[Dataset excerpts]

=-=-=-=-=

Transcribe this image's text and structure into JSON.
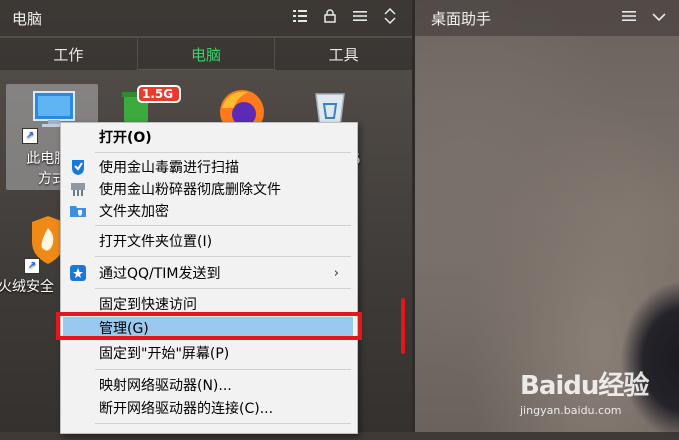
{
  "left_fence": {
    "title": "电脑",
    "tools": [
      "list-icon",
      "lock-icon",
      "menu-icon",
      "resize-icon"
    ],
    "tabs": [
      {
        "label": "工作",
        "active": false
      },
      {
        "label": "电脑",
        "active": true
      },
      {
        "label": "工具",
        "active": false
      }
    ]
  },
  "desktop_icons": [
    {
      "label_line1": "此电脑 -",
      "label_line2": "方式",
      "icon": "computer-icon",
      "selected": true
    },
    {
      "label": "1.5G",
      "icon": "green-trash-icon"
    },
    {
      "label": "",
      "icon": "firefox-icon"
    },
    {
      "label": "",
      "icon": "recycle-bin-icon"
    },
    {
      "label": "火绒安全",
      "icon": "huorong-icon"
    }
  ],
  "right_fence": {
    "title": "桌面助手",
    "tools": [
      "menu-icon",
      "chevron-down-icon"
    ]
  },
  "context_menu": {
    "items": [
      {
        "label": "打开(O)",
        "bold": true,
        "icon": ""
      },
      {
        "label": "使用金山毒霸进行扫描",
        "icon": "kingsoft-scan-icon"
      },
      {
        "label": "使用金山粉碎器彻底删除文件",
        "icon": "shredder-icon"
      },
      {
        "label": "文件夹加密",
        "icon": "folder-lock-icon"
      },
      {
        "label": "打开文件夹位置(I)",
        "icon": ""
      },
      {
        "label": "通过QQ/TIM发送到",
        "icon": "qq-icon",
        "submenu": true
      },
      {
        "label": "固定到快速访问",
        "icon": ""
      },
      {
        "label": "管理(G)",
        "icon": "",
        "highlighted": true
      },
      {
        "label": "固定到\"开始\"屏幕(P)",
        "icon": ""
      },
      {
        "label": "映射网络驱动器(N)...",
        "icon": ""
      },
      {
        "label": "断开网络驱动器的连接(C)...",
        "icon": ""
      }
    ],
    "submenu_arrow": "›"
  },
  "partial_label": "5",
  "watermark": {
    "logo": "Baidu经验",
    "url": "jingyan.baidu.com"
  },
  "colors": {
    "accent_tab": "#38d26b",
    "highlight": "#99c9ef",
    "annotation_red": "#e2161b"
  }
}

=-=-=-=-=

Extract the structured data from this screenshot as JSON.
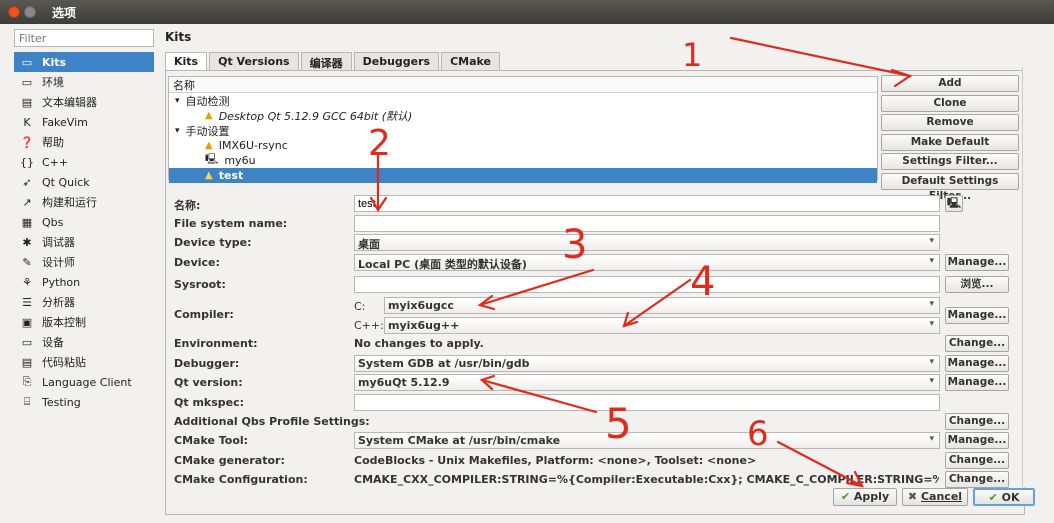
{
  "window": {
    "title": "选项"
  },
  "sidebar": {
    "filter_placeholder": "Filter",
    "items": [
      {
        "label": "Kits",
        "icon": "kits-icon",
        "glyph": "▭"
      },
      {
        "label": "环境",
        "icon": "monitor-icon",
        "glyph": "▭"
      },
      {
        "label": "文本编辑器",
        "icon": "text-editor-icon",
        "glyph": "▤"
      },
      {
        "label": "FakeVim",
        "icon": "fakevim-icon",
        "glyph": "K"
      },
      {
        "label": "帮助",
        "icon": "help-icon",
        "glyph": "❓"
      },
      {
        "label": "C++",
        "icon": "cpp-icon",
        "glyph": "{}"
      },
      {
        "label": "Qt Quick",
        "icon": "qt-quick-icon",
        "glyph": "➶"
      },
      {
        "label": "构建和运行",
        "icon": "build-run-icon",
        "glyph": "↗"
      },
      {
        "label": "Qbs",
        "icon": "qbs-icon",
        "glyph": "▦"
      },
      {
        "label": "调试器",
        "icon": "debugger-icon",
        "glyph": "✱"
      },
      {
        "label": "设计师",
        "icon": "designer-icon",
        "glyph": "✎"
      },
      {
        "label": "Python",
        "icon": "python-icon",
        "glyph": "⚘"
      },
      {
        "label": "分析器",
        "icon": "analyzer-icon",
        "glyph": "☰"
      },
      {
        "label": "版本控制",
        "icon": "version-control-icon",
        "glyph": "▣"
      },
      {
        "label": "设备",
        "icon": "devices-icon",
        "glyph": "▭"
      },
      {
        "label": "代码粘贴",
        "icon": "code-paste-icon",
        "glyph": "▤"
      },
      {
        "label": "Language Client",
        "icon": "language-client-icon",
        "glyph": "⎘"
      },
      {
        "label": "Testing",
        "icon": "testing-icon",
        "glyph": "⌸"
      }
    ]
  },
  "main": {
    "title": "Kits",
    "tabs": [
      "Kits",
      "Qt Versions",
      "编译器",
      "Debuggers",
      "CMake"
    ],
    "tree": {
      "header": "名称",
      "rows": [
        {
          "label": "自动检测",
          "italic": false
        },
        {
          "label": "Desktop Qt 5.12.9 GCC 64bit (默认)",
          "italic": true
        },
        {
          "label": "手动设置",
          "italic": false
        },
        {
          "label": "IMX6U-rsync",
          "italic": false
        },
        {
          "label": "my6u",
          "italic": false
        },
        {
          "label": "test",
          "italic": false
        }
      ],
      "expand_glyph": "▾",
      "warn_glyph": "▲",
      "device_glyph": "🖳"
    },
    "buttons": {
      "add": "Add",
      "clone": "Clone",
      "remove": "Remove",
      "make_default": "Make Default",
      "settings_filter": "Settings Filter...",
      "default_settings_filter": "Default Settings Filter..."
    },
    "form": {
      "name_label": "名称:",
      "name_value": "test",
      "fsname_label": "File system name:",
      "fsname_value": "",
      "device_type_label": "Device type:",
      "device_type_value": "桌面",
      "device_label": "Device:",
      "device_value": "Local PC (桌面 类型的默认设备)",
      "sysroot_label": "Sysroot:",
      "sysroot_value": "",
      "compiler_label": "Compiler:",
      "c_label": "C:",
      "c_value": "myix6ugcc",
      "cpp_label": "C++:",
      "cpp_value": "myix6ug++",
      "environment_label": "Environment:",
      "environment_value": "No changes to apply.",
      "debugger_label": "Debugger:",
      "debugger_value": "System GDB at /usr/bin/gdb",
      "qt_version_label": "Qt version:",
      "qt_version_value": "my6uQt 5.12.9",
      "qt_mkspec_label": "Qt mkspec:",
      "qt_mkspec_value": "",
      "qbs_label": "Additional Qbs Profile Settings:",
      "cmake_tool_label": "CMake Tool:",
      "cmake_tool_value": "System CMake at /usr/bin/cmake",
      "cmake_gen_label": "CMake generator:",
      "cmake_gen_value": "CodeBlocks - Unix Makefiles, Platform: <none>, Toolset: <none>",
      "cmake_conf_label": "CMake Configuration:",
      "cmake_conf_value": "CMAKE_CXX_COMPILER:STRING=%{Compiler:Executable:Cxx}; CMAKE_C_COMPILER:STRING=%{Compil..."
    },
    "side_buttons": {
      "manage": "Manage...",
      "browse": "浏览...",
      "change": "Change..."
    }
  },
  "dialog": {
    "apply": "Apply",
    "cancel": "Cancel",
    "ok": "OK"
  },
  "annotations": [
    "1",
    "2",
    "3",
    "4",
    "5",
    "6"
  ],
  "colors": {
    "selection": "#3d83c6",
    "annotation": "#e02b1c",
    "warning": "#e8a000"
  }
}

=-=-=-=-=

## [Task details]
Which lines include the word "true"? Copy every one of them.

## [Answer to this exercise]
        "active": true
      "selected": true
        "bold": true,
        "submenu": true
        "highlighted": true
          "italic": true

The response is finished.